Exercise task
Identify every line containing the word "hyvin" and reproduce each one.

Collection entries

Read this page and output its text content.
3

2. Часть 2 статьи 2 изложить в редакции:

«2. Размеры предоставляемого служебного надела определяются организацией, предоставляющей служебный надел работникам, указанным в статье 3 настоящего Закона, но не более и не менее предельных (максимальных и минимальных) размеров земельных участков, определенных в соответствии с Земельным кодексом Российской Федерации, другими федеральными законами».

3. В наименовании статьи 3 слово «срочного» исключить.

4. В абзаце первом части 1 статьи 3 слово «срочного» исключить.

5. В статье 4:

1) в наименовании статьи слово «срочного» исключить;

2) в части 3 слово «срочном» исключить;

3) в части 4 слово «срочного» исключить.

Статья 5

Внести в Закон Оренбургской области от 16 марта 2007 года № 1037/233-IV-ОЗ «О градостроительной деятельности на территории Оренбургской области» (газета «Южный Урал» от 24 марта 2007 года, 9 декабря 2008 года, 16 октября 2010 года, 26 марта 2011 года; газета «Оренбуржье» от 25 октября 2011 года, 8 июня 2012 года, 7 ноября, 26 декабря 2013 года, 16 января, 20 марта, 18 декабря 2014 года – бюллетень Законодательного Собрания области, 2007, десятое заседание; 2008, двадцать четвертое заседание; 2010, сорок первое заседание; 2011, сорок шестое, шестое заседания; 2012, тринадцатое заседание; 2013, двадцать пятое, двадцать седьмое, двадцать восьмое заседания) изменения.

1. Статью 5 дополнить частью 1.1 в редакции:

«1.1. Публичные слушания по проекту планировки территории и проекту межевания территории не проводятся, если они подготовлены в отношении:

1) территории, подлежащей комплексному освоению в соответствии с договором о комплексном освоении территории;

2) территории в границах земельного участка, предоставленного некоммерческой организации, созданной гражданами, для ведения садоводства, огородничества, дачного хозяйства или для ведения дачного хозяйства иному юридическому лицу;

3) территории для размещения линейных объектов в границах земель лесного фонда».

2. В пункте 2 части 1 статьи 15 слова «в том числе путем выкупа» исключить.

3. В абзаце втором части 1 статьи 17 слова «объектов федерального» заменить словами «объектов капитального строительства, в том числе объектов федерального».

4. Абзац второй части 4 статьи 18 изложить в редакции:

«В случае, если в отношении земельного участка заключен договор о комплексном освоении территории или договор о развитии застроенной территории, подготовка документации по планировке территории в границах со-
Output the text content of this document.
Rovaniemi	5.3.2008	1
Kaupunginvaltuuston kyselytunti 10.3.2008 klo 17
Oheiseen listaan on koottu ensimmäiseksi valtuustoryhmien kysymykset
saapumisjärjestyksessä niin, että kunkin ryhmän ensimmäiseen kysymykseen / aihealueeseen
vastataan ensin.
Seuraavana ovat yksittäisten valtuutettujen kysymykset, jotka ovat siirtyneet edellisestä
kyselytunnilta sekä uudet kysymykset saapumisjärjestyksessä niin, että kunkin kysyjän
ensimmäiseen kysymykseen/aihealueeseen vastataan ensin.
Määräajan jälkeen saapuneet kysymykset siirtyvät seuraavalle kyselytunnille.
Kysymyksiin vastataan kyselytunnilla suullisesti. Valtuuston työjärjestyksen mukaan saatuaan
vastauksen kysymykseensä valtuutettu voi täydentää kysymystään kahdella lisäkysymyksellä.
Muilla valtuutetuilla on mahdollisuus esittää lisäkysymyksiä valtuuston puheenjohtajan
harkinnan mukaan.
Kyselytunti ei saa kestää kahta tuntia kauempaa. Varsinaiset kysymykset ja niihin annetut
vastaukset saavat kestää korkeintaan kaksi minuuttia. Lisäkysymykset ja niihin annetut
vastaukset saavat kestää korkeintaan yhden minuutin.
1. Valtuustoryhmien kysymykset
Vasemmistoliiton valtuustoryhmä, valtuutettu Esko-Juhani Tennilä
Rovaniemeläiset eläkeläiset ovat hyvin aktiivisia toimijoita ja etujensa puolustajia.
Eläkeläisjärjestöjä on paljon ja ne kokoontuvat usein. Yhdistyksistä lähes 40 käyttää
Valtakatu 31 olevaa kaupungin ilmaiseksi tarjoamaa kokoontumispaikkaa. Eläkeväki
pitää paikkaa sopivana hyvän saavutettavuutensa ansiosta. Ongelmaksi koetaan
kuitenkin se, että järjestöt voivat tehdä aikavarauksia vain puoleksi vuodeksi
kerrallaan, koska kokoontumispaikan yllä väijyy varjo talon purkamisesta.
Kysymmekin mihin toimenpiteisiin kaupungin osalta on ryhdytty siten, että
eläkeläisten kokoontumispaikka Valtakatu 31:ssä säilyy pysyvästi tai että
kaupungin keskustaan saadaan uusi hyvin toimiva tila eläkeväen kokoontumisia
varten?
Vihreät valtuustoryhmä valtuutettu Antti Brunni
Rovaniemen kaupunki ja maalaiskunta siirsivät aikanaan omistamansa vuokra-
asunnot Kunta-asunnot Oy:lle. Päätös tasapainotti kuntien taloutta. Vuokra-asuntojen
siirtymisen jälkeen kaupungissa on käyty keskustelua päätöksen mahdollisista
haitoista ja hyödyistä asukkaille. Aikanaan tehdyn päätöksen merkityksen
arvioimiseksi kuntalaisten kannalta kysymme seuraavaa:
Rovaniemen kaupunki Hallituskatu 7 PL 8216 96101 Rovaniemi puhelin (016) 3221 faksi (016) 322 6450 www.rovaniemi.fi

Solution to this problem
Rovaniemeläiset eläkeläiset ovat hyvin aktiivisia toimijoita ja etujensa puolustajia.
kaupungin keskustaan saadaan uusi hyvin toimiva tila eläkeväen kokoontumisia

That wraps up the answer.